The records that follow are to be repeated exactly, with the pictures removed.

(Dataset records)
——————

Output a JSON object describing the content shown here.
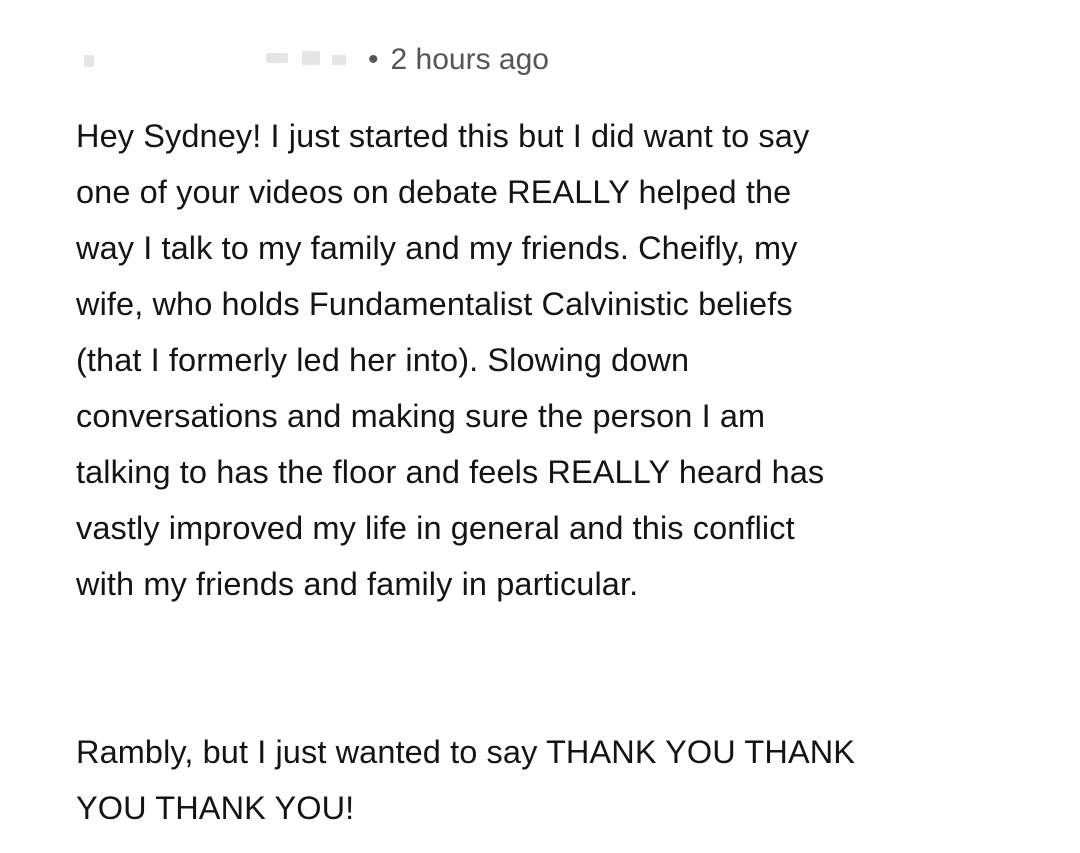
{
  "comment": {
    "meta": {
      "separator": "•",
      "timestamp": "2 hours ago"
    },
    "paragraphs": [
      [
        "Hey Sydney! I just started this but I did want to say",
        "one of your videos on debate REALLY helped the",
        "way I talk to my family and my friends. Cheifly, my",
        "wife, who holds Fundamentalist Calvinistic beliefs",
        "(that I formerly led her into). Slowing down",
        "conversations and making sure the person I am",
        "talking to has the floor and feels REALLY heard has",
        "vastly improved my life in general and this conflict",
        "with my friends and family in particular."
      ],
      [
        "Rambly, but I just wanted to say THANK YOU THANK",
        "YOU THANK YOU!"
      ]
    ]
  }
}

——————

Reply to the task.
Output a JSON object describing the content shown here.
{
  "comment": {
    "meta": {
      "separator": "•",
      "timestamp": "2 hours ago"
    },
    "paragraphs": [
      [
        "Hey Sydney! I just started this but I did want to say",
        "one of your videos on debate REALLY helped the",
        "way I talk to my family and my friends. Cheifly, my",
        "wife, who holds Fundamentalist Calvinistic beliefs",
        "(that I formerly led her into). Slowing down",
        "conversations and making sure the person I am",
        "talking to has the floor and feels REALLY heard has",
        "vastly improved my life in general and this conflict",
        "with my friends and family in particular."
      ],
      [
        "Rambly, but I just wanted to say THANK YOU THANK",
        "YOU THANK YOU!"
      ]
    ]
  }
}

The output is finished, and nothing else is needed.